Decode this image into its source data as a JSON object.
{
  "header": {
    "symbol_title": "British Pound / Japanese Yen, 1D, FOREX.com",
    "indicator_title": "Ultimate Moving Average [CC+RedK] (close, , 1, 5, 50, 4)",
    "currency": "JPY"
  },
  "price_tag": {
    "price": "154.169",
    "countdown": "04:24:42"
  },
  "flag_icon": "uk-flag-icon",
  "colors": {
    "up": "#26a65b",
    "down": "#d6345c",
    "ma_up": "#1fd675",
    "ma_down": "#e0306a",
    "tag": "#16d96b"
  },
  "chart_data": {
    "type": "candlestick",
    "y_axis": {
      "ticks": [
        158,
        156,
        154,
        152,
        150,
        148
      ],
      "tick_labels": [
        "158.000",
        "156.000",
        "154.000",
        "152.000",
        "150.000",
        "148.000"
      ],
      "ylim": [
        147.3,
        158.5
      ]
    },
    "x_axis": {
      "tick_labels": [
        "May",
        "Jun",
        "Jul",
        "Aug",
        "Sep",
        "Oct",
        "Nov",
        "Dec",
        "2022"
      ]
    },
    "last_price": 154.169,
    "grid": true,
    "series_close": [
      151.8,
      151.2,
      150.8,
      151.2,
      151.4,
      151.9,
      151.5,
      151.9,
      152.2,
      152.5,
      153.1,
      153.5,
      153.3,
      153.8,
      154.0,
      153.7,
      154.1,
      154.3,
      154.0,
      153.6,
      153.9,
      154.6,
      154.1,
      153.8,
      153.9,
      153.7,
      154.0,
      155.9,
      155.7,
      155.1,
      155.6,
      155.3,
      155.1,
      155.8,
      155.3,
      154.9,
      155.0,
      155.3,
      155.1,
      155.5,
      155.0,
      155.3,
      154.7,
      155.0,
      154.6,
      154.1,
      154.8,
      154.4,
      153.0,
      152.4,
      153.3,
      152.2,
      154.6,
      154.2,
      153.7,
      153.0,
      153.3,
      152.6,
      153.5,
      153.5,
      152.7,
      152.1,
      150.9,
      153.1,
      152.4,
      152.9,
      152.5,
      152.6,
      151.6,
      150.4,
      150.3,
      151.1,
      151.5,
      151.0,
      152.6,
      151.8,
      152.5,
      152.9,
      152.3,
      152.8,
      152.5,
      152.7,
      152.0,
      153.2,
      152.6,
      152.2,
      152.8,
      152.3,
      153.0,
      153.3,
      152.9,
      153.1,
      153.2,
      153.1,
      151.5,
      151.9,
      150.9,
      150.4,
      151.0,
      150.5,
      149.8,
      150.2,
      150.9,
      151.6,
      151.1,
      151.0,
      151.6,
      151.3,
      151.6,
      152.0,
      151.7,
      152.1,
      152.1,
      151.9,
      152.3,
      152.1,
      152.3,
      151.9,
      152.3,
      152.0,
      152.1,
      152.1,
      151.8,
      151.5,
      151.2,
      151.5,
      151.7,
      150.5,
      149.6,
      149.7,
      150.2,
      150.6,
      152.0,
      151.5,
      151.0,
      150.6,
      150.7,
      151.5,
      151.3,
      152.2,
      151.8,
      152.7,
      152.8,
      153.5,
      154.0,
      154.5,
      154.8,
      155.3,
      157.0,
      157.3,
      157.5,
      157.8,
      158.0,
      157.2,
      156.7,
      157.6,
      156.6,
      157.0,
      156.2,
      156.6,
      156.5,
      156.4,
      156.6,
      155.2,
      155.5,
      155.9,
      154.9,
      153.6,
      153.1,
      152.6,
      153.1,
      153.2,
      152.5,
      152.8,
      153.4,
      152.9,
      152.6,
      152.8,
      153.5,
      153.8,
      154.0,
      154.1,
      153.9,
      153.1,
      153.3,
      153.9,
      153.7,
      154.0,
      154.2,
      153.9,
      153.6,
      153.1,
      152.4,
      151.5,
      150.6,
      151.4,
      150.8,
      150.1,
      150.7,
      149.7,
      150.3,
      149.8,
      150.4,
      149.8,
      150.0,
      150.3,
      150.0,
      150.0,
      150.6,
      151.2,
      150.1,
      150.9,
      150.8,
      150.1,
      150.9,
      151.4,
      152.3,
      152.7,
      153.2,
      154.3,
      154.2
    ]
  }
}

• • • •

(Given task) Write out all the records above again, exactly as they stand.

(Response to the task)
Decode this image into its source data as a JSON object.
{
  "header": {
    "symbol_title": "British Pound / Japanese Yen, 1D, FOREX.com",
    "indicator_title": "Ultimate Moving Average [CC+RedK] (close, , 1, 5, 50, 4)",
    "currency": "JPY"
  },
  "price_tag": {
    "price": "154.169",
    "countdown": "04:24:42"
  },
  "flag_icon": "uk-flag-icon",
  "colors": {
    "up": "#26a65b",
    "down": "#d6345c",
    "ma_up": "#1fd675",
    "ma_down": "#e0306a",
    "tag": "#16d96b"
  },
  "chart_data": {
    "type": "candlestick",
    "y_axis": {
      "ticks": [
        158,
        156,
        154,
        152,
        150,
        148
      ],
      "tick_labels": [
        "158.000",
        "156.000",
        "154.000",
        "152.000",
        "150.000",
        "148.000"
      ],
      "ylim": [
        147.3,
        158.5
      ]
    },
    "x_axis": {
      "tick_labels": [
        "May",
        "Jun",
        "Jul",
        "Aug",
        "Sep",
        "Oct",
        "Nov",
        "Dec",
        "2022"
      ]
    },
    "last_price": 154.169,
    "grid": true,
    "series_close": [
      151.8,
      151.2,
      150.8,
      151.2,
      151.4,
      151.9,
      151.5,
      151.9,
      152.2,
      152.5,
      153.1,
      153.5,
      153.3,
      153.8,
      154.0,
      153.7,
      154.1,
      154.3,
      154.0,
      153.6,
      153.9,
      154.6,
      154.1,
      153.8,
      153.9,
      153.7,
      154.0,
      155.9,
      155.7,
      155.1,
      155.6,
      155.3,
      155.1,
      155.8,
      155.3,
      154.9,
      155.0,
      155.3,
      155.1,
      155.5,
      155.0,
      155.3,
      154.7,
      155.0,
      154.6,
      154.1,
      154.8,
      154.4,
      153.0,
      152.4,
      153.3,
      152.2,
      154.6,
      154.2,
      153.7,
      153.0,
      153.3,
      152.6,
      153.5,
      153.5,
      152.7,
      152.1,
      150.9,
      153.1,
      152.4,
      152.9,
      152.5,
      152.6,
      151.6,
      150.4,
      150.3,
      151.1,
      151.5,
      151.0,
      152.6,
      151.8,
      152.5,
      152.9,
      152.3,
      152.8,
      152.5,
      152.7,
      152.0,
      153.2,
      152.6,
      152.2,
      152.8,
      152.3,
      153.0,
      153.3,
      152.9,
      153.1,
      153.2,
      153.1,
      151.5,
      151.9,
      150.9,
      150.4,
      151.0,
      150.5,
      149.8,
      150.2,
      150.9,
      151.6,
      151.1,
      151.0,
      151.6,
      151.3,
      151.6,
      152.0,
      151.7,
      152.1,
      152.1,
      151.9,
      152.3,
      152.1,
      152.3,
      151.9,
      152.3,
      152.0,
      152.1,
      152.1,
      151.8,
      151.5,
      151.2,
      151.5,
      151.7,
      150.5,
      149.6,
      149.7,
      150.2,
      150.6,
      152.0,
      151.5,
      151.0,
      150.6,
      150.7,
      151.5,
      151.3,
      152.2,
      151.8,
      152.7,
      152.8,
      153.5,
      154.0,
      154.5,
      154.8,
      155.3,
      157.0,
      157.3,
      157.5,
      157.8,
      158.0,
      157.2,
      156.7,
      157.6,
      156.6,
      157.0,
      156.2,
      156.6,
      156.5,
      156.4,
      156.6,
      155.2,
      155.5,
      155.9,
      154.9,
      153.6,
      153.1,
      152.6,
      153.1,
      153.2,
      152.5,
      152.8,
      153.4,
      152.9,
      152.6,
      152.8,
      153.5,
      153.8,
      154.0,
      154.1,
      153.9,
      153.1,
      153.3,
      153.9,
      153.7,
      154.0,
      154.2,
      153.9,
      153.6,
      153.1,
      152.4,
      151.5,
      150.6,
      151.4,
      150.8,
      150.1,
      150.7,
      149.7,
      150.3,
      149.8,
      150.4,
      149.8,
      150.0,
      150.3,
      150.0,
      150.0,
      150.6,
      151.2,
      150.1,
      150.9,
      150.8,
      150.1,
      150.9,
      151.4,
      152.3,
      152.7,
      153.2,
      154.3,
      154.2
    ]
  }
}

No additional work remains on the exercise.